**EXERCISE OBJECTIVE:** Extract all of the data and reproduce it precisely.

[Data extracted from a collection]
>>

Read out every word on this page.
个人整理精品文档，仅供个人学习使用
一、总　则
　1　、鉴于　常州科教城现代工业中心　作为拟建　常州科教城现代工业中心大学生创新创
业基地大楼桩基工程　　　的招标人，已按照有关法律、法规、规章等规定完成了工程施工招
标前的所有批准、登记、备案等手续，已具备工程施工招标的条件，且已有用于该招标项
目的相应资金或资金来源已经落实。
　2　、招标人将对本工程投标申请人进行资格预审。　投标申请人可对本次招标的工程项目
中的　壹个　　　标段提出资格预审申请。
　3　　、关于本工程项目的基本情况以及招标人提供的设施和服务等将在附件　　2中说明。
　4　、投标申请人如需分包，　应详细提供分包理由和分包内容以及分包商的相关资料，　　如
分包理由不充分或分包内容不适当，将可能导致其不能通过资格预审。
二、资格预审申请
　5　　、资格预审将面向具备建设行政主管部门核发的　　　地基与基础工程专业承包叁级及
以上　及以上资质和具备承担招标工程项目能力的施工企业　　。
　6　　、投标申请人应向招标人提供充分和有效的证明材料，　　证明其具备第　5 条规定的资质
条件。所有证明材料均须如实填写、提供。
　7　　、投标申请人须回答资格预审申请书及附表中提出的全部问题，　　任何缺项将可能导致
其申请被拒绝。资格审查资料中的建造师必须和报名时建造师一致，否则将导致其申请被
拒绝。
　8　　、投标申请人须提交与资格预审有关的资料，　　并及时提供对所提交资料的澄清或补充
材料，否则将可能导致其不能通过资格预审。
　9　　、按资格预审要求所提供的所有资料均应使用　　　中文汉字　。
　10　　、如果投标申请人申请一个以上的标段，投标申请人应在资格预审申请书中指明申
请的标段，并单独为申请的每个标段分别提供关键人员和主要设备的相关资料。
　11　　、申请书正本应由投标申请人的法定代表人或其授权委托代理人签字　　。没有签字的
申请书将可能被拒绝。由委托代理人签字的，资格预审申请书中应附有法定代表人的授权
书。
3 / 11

<<

**TASK RESULT:**
Read out every word on this page.
个人整理精品文档，仅供个人学习使用
一、总　则
　1　、鉴于　常州科教城现代工业中心　作为拟建　常州科教城现代工业中心大学生创新创
业基地大楼桩基工程　　　的招标人，已按照有关法律、法规、规章等规定完成了工程施工招
标前的所有批准、登记、备案等手续，已具备工程施工招标的条件，且已有用于该招标项
目的相应资金或资金来源已经落实。
　2　、招标人将对本工程投标申请人进行资格预审。　投标申请人可对本次招标的工程项目
中的　壹个　　　标段提出资格预审申请。
　3　　、关于本工程项目的基本情况以及招标人提供的设施和服务等将在附件　　2中说明。
　4　、投标申请人如需分包，　应详细提供分包理由和分包内容以及分包商的相关资料，　　如
分包理由不充分或分包内容不适当，将可能导致其不能通过资格预审。
二、资格预审申请
　5　　、资格预审将面向具备建设行政主管部门核发的　　　地基与基础工程专业承包叁级及
以上　及以上资质和具备承担招标工程项目能力的施工企业　　。
　6　　、投标申请人应向招标人提供充分和有效的证明材料，　　证明其具备第　5 条规定的资质
条件。所有证明材料均须如实填写、提供。
　7　　、投标申请人须回答资格预审申请书及附表中提出的全部问题，　　任何缺项将可能导致
其申请被拒绝。资格审查资料中的建造师必须和报名时建造师一致，否则将导致其申请被
拒绝。
　8　　、投标申请人须提交与资格预审有关的资料，　　并及时提供对所提交资料的澄清或补充
材料，否则将可能导致其不能通过资格预审。
　9　　、按资格预审要求所提供的所有资料均应使用　　　中文汉字　。
　10　　、如果投标申请人申请一个以上的标段，投标申请人应在资格预审申请书中指明申
请的标段，并单独为申请的每个标段分别提供关键人员和主要设备的相关资料。
　11　　、申请书正本应由投标申请人的法定代表人或其授权委托代理人签字　　。没有签字的
申请书将可能被拒绝。由委托代理人签字的，资格预审申请书中应附有法定代表人的授权
书。
3 / 11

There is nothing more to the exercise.